◆ **Written problem**:
Provide the number of lines containing the word "within", and nothing else.

* * * * * * *

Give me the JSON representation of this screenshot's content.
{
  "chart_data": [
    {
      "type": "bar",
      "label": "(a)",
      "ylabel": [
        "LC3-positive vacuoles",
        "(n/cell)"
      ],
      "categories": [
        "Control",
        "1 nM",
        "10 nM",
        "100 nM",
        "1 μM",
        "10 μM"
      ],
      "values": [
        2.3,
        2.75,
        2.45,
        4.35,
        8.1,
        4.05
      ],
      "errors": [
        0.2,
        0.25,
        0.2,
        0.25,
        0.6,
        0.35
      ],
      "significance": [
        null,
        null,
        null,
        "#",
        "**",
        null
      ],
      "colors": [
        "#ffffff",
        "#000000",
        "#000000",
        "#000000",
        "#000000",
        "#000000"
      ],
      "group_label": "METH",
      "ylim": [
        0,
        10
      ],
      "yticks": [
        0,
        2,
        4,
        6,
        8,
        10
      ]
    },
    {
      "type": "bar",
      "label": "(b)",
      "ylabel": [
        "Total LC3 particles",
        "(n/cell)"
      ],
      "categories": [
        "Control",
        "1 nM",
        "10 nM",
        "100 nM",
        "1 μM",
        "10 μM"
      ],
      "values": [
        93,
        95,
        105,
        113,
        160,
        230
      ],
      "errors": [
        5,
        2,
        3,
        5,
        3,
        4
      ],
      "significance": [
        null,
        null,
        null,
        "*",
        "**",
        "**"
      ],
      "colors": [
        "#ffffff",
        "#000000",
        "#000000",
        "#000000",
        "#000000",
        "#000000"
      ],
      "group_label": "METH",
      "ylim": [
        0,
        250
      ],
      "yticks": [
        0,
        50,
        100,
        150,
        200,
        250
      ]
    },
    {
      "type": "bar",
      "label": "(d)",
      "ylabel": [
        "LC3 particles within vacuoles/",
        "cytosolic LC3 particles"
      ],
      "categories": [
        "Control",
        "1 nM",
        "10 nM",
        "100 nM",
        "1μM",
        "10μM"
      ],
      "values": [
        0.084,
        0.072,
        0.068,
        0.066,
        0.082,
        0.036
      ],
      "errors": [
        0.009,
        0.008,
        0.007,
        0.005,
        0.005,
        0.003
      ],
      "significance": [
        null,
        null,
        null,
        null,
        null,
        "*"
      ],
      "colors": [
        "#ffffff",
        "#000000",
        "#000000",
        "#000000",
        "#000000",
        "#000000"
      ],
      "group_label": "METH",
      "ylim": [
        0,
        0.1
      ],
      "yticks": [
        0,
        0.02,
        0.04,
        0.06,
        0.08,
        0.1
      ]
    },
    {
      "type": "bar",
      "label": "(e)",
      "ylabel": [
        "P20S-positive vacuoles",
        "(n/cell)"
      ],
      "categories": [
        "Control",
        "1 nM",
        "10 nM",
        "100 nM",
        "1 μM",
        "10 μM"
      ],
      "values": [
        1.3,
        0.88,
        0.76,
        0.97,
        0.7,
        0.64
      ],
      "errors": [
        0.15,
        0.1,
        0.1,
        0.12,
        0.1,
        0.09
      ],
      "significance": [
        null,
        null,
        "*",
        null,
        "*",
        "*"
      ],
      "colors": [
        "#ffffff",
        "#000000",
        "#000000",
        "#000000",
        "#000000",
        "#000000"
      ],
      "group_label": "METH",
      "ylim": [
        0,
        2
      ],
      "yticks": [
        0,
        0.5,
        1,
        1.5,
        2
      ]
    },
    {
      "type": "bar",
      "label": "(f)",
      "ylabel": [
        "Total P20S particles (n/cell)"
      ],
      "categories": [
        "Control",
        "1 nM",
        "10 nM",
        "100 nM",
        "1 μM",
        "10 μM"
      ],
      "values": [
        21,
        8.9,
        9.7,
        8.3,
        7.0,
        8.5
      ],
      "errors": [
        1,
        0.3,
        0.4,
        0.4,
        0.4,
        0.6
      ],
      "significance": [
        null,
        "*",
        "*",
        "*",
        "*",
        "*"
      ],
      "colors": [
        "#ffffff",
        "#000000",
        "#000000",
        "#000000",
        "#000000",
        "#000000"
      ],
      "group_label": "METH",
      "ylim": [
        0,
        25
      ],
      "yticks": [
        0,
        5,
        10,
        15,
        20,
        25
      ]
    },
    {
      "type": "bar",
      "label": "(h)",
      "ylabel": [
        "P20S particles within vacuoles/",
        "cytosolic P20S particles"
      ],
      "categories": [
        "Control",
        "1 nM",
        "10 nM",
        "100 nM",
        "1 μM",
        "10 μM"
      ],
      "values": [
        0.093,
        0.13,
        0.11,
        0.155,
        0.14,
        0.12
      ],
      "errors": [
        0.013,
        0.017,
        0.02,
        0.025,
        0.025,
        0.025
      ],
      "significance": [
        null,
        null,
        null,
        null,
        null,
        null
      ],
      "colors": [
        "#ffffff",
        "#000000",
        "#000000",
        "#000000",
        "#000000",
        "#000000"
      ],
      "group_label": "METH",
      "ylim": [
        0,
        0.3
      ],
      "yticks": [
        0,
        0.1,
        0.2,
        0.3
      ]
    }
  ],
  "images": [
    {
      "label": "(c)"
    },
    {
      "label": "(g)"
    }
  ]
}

* * * * * * *

◆ **Result**:
2